**WORK TO DO**
Switch every "element" in the data below to "item", keeping everything else the same, and leave the pictures out of your answer.

**GIVEN DATA**
+++
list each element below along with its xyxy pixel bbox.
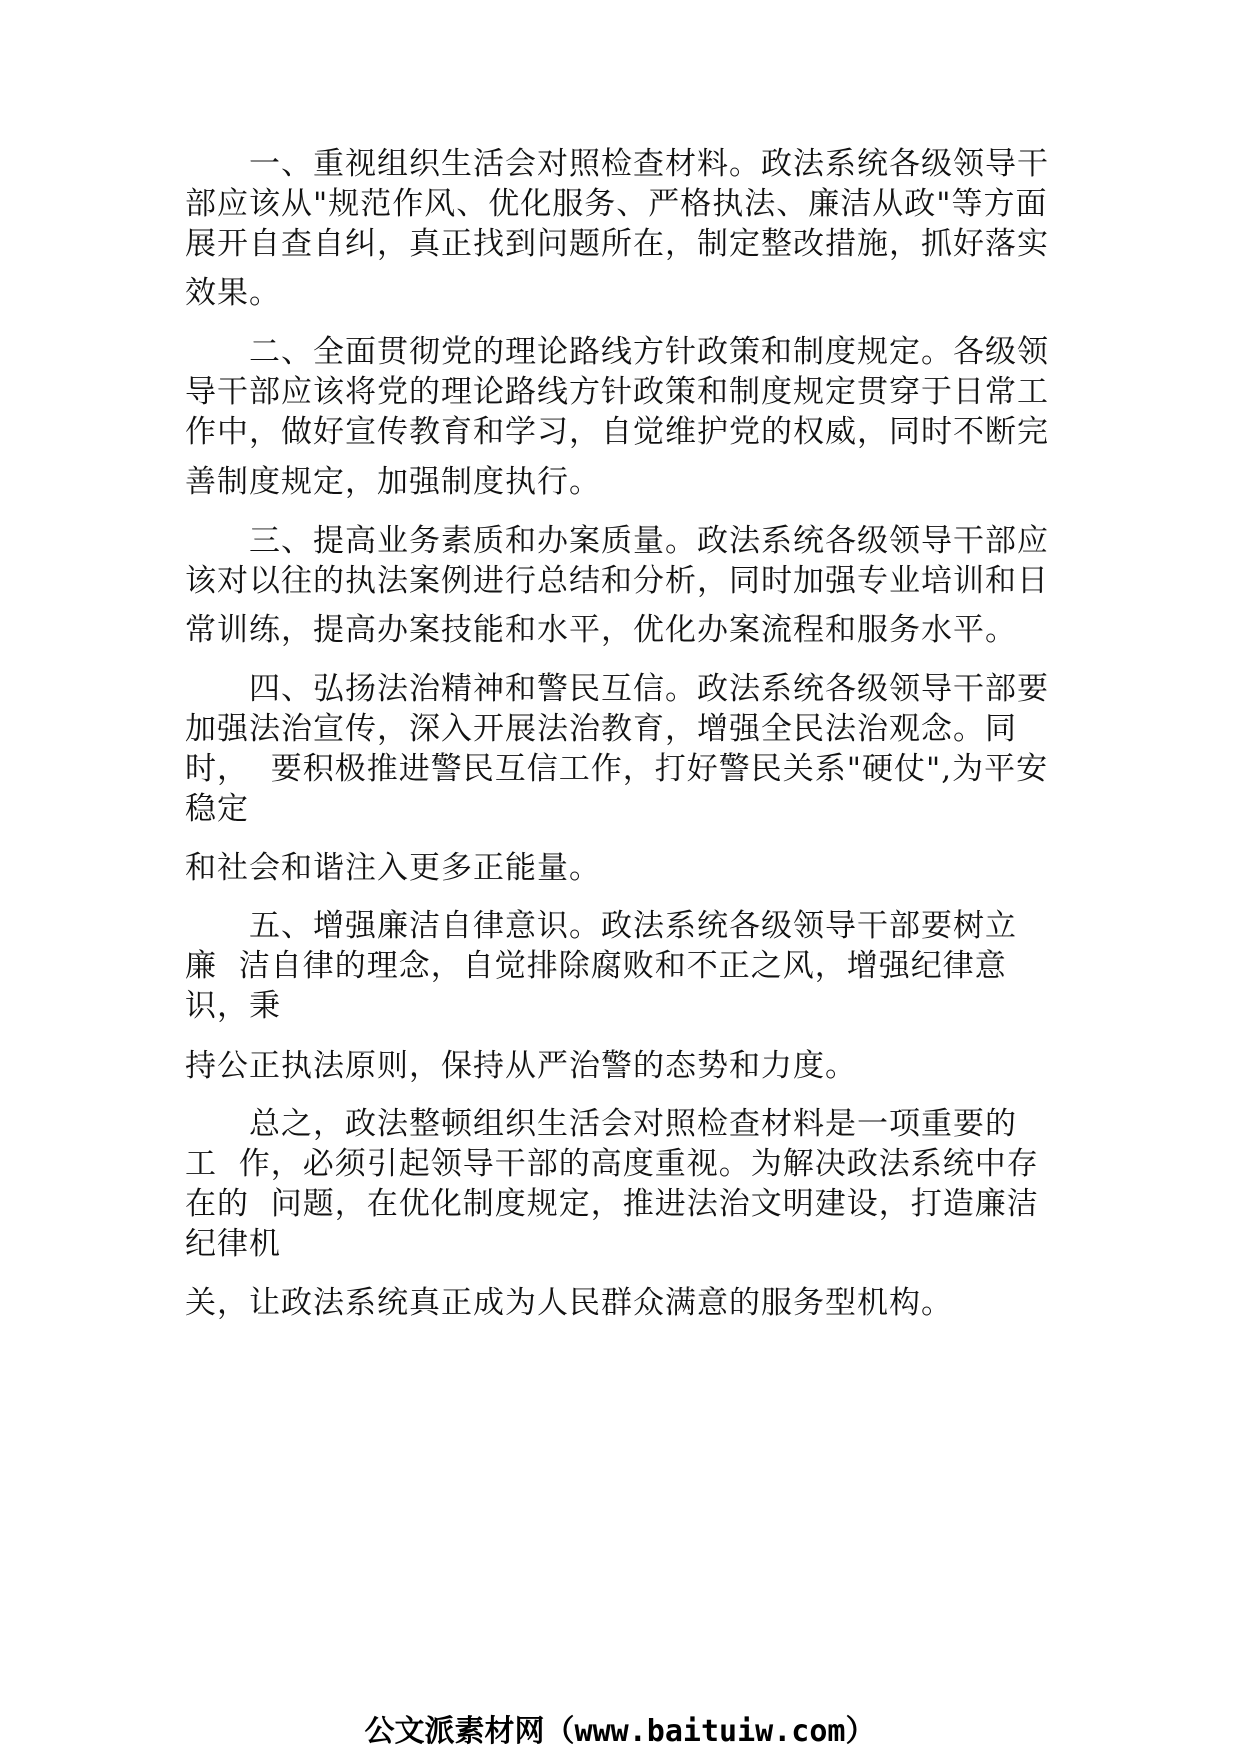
paragraph-2-line-2: 导干部应该将党的理论路线方针政策和制度规定贯穿于日常工 <box>185 374 1049 410</box>
footer-source-text: 公文派素材网（www.baituiw.com） <box>364 1714 876 1749</box>
paragraph-2-line-1: 二、全面贯彻党的理论路线方针政策和制度规定。各级领 <box>185 334 1049 370</box>
paragraph-5-line-1: 五、增强廉洁自律意识。政法系统各级领导干部要树立 <box>185 908 1017 944</box>
paragraph-1-line-4: 效果。 <box>185 275 281 311</box>
paragraph-6-line-3: 在的 问题，在优化制度规定，推进法治文明建设，打造廉洁 <box>185 1186 1039 1222</box>
paragraph-5-line-3: 识，秉 <box>185 988 281 1024</box>
paragraph-6-line-2: 工 作，必须引起领导干部的高度重视。为解决政法系统中存 <box>185 1146 1039 1182</box>
paragraph-3-line-1: 三、提高业务素质和办案质量。政法系统各级领导干部应 <box>185 523 1049 559</box>
paragraph-4-line-5: 和社会和谐注入更多正能量。 <box>185 850 601 886</box>
paragraph-2-line-3: 作中，做好宣传教育和学习，自觉维护党的权威，同时不断完 <box>185 414 1049 450</box>
paragraph-6-line-4: 纪律机 <box>185 1226 281 1262</box>
paragraph-6-line-5: 关，让政法系统真正成为人民群众满意的服务型机构。 <box>185 1285 953 1321</box>
paragraph-1-line-2: 部应该从"规范作风、优化服务、严格执法、廉洁从政"等方面 <box>185 186 1048 222</box>
paragraph-3-line-2: 该对以往的执法案例进行总结和分析，同时加强专业培训和日 <box>185 563 1049 599</box>
paragraph-1-line-1: 一、重视组织生活会对照检查材料。政法系统各级领导干 <box>185 146 1049 182</box>
paragraph-2-line-4: 善制度规定，加强制度执行。 <box>185 464 601 500</box>
paragraph-5-line-4: 持公正执法原则，保持从严治警的态势和力度。 <box>185 1048 857 1084</box>
paragraph-4-line-1: 四、弘扬法治精神和警民互信。政法系统各级领导干部要 <box>185 671 1049 707</box>
paragraph-5-line-2: 廉 洁自律的理念，自觉排除腐败和不正之风，增强纪律意 <box>185 948 1007 984</box>
paragraph-4-line-2: 加强法治宣传，深入开展法治教育，增强全民法治观念。同 <box>185 711 1017 747</box>
paragraph-3-line-3: 常训练，提高办案技能和水平，优化办案流程和服务水平。 <box>185 612 1017 648</box>
paragraph-4-line-3: 时， 要积极推进警民互信工作，打好警民关系"硬仗",为平安 <box>185 751 1049 787</box>
paragraph-4-line-4: 稳定 <box>185 791 249 827</box>
paragraph-1-line-3: 展开自查自纠，真正找到问题所在，制定整改措施，抓好落实 <box>185 226 1049 262</box>
paragraph-6-line-1: 总之，政法整顿组织生活会对照检查材料是一项重要的 <box>185 1106 1017 1142</box>
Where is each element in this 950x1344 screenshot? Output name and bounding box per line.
+++
**REPLY TO THE TASK**
list each item below along with its xyxy pixel bbox.
paragraph-2-line-2: 导干部应该将党的理论路线方针政策和制度规定贯穿于日常工 <box>185 374 1049 410</box>
footer-source-text: 公文派素材网（www.baituiw.com） <box>364 1714 876 1749</box>
paragraph-2-line-1: 二、全面贯彻党的理论路线方针政策和制度规定。各级领 <box>185 334 1049 370</box>
paragraph-5-line-1: 五、增强廉洁自律意识。政法系统各级领导干部要树立 <box>185 908 1017 944</box>
paragraph-1-line-4: 效果。 <box>185 275 281 311</box>
paragraph-6-line-3: 在的 问题，在优化制度规定，推进法治文明建设，打造廉洁 <box>185 1186 1039 1222</box>
paragraph-5-line-3: 识，秉 <box>185 988 281 1024</box>
paragraph-6-line-2: 工 作，必须引起领导干部的高度重视。为解决政法系统中存 <box>185 1146 1039 1182</box>
paragraph-3-line-1: 三、提高业务素质和办案质量。政法系统各级领导干部应 <box>185 523 1049 559</box>
paragraph-4-line-5: 和社会和谐注入更多正能量。 <box>185 850 601 886</box>
paragraph-2-line-3: 作中，做好宣传教育和学习，自觉维护党的权威，同时不断完 <box>185 414 1049 450</box>
paragraph-6-line-4: 纪律机 <box>185 1226 281 1262</box>
paragraph-6-line-5: 关，让政法系统真正成为人民群众满意的服务型机构。 <box>185 1285 953 1321</box>
paragraph-1-line-2: 部应该从"规范作风、优化服务、严格执法、廉洁从政"等方面 <box>185 186 1048 222</box>
paragraph-3-line-2: 该对以往的执法案例进行总结和分析，同时加强专业培训和日 <box>185 563 1049 599</box>
paragraph-1-line-1: 一、重视组织生活会对照检查材料。政法系统各级领导干 <box>185 146 1049 182</box>
paragraph-2-line-4: 善制度规定，加强制度执行。 <box>185 464 601 500</box>
paragraph-5-line-4: 持公正执法原则，保持从严治警的态势和力度。 <box>185 1048 857 1084</box>
paragraph-4-line-1: 四、弘扬法治精神和警民互信。政法系统各级领导干部要 <box>185 671 1049 707</box>
paragraph-5-line-2: 廉 洁自律的理念，自觉排除腐败和不正之风，增强纪律意 <box>185 948 1007 984</box>
paragraph-4-line-2: 加强法治宣传，深入开展法治教育，增强全民法治观念。同 <box>185 711 1017 747</box>
paragraph-3-line-3: 常训练，提高办案技能和水平，优化办案流程和服务水平。 <box>185 612 1017 648</box>
paragraph-4-line-3: 时， 要积极推进警民互信工作，打好警民关系"硬仗",为平安 <box>185 751 1049 787</box>
paragraph-4-line-4: 稳定 <box>185 791 249 827</box>
paragraph-1-line-3: 展开自查自纠，真正找到问题所在，制定整改措施，抓好落实 <box>185 226 1049 262</box>
paragraph-6-line-1: 总之，政法整顿组织生活会对照检查材料是一项重要的 <box>185 1106 1017 1142</box>
Where is each item in this 950x1344 screenshot? Output name and bounding box per line.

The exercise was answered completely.